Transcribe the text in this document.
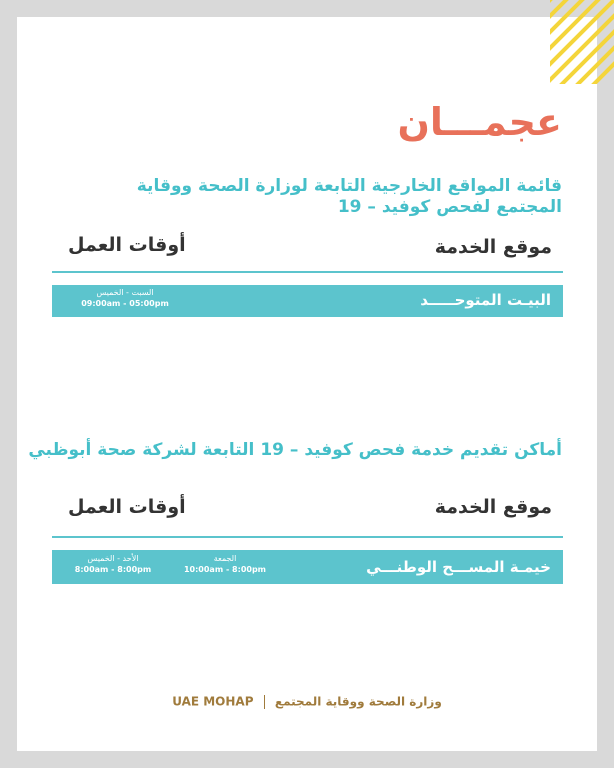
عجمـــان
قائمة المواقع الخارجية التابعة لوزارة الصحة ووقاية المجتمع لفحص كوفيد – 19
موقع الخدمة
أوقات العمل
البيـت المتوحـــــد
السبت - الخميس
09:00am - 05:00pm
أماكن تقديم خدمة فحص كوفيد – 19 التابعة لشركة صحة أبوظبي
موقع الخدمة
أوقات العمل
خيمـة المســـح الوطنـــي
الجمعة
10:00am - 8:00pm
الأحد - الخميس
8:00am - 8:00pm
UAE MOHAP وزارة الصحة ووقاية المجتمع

* * *

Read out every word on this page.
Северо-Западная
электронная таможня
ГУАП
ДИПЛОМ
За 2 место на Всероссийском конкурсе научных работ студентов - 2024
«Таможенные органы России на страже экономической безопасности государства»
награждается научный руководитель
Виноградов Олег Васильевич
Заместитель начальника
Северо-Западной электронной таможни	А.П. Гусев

WHAT IS ASKED - Show every line from the entries above in which "Северо" appears.

EXPECTED OUTPUT -
Северо-Западная
Северо-Западной электронной таможни	А.П. Гусев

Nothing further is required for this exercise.